Dataset items:
------------------------------------------------

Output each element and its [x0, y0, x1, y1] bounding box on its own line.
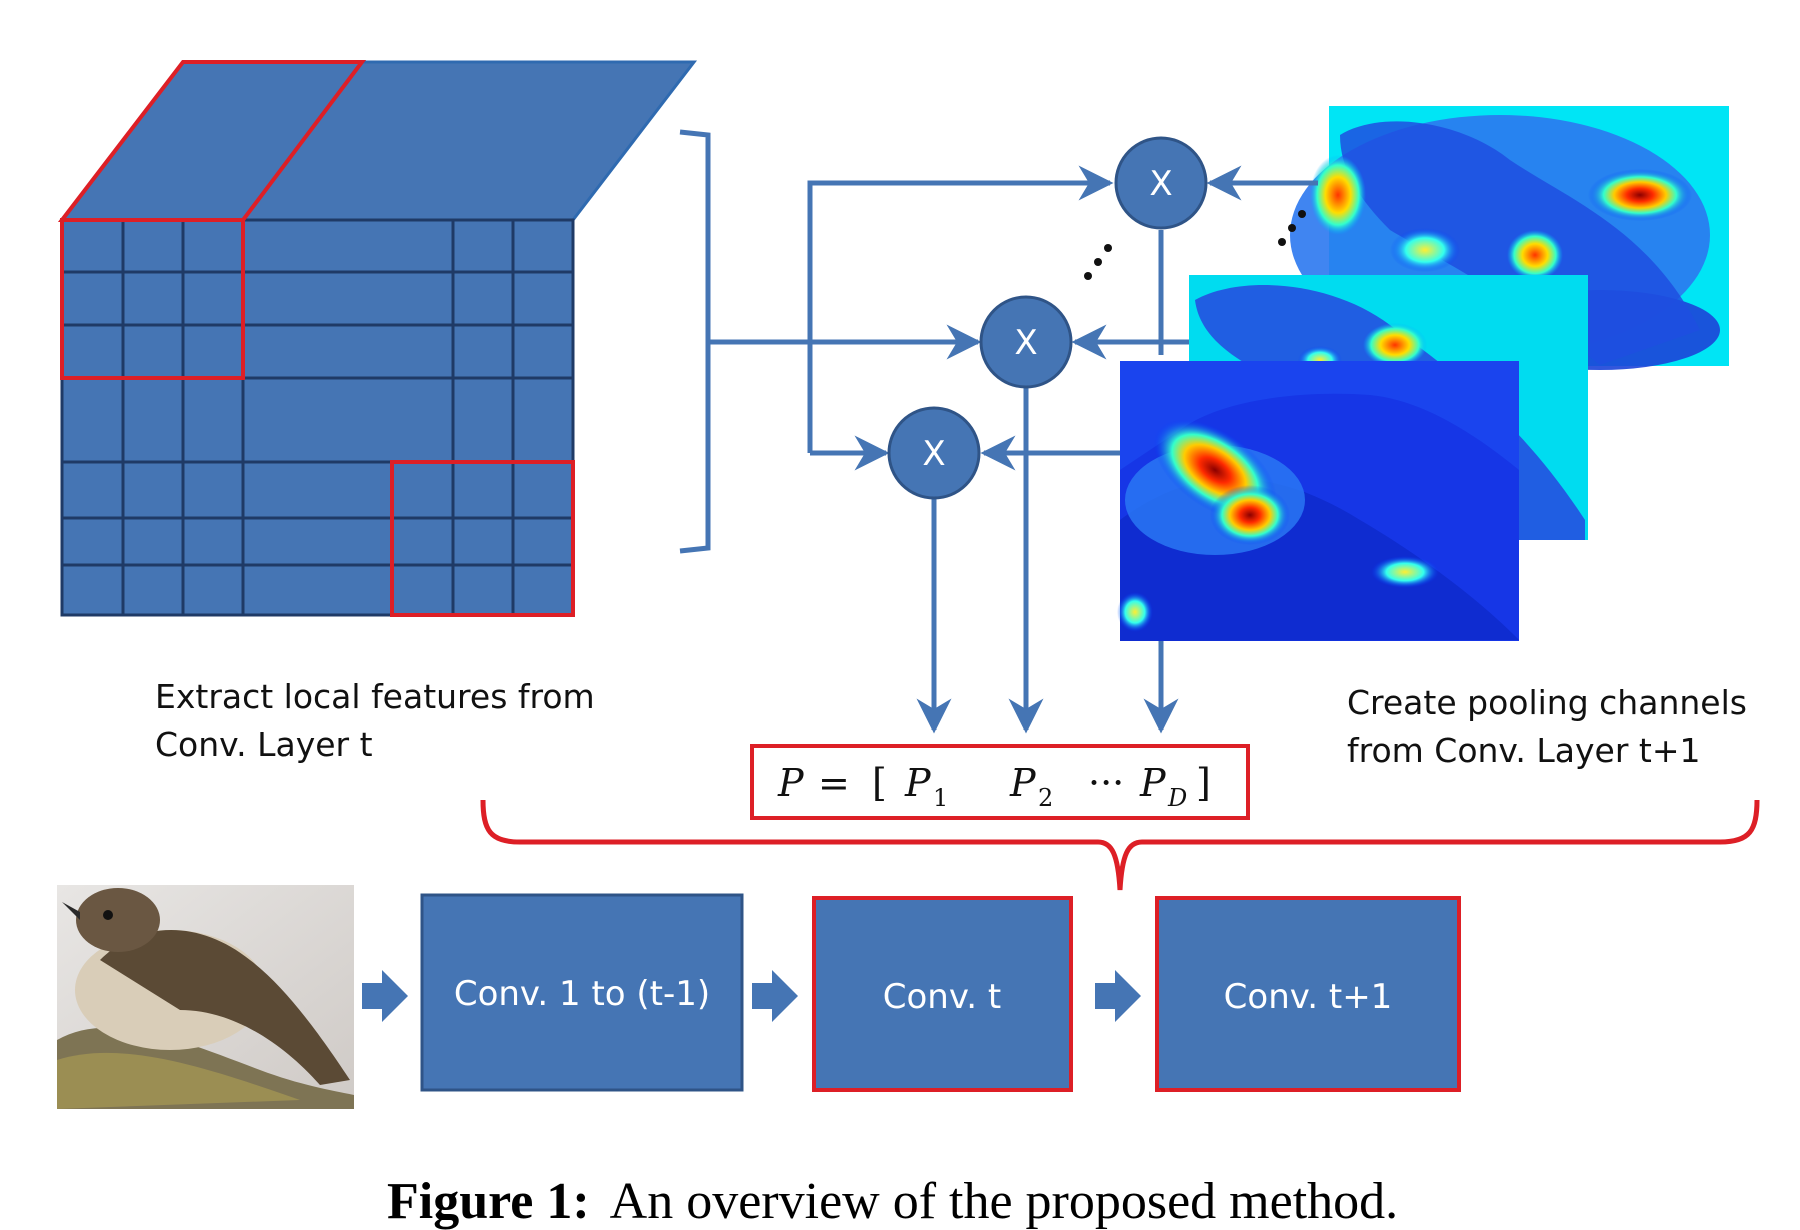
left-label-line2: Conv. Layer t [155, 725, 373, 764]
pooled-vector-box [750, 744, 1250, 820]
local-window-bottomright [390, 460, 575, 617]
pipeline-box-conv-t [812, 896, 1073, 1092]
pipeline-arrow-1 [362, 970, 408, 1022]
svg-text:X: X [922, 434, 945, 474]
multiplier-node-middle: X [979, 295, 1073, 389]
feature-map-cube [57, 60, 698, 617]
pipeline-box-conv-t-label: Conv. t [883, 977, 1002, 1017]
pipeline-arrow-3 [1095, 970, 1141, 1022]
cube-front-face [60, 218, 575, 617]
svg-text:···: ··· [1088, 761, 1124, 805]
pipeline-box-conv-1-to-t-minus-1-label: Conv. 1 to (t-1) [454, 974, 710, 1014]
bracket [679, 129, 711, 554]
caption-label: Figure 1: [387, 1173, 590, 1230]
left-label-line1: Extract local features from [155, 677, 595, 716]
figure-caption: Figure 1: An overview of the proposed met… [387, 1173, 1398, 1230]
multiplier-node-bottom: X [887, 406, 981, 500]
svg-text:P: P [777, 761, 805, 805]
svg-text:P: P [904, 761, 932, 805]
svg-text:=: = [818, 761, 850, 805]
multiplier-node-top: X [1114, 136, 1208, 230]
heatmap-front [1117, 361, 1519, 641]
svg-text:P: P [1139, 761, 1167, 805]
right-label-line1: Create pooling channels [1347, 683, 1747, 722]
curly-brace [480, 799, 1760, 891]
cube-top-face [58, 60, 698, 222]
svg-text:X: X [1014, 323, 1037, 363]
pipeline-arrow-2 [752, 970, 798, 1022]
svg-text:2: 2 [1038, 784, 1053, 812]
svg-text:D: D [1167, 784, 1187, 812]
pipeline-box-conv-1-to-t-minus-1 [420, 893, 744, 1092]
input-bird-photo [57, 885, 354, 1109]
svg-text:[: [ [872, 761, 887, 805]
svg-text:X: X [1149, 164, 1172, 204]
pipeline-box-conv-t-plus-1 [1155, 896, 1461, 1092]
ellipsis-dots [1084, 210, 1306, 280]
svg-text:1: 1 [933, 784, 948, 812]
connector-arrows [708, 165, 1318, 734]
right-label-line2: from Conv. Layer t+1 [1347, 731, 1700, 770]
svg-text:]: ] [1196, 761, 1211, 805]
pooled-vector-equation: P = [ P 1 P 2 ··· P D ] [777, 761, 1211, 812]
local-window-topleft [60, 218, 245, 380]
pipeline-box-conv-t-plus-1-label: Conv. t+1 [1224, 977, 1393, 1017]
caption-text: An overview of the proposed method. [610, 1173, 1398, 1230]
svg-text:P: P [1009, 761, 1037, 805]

------------------------------------------------

YOUR GOAL -
Please find each line in the records above that contains the word "Layer" and copy those lines out in full; matching is case-sensitive.

FULL RESPONSE -
left-label-line2: Conv. Layer t [155, 725, 373, 764]
right-label-line2: from Conv. Layer t+1 [1347, 731, 1700, 770]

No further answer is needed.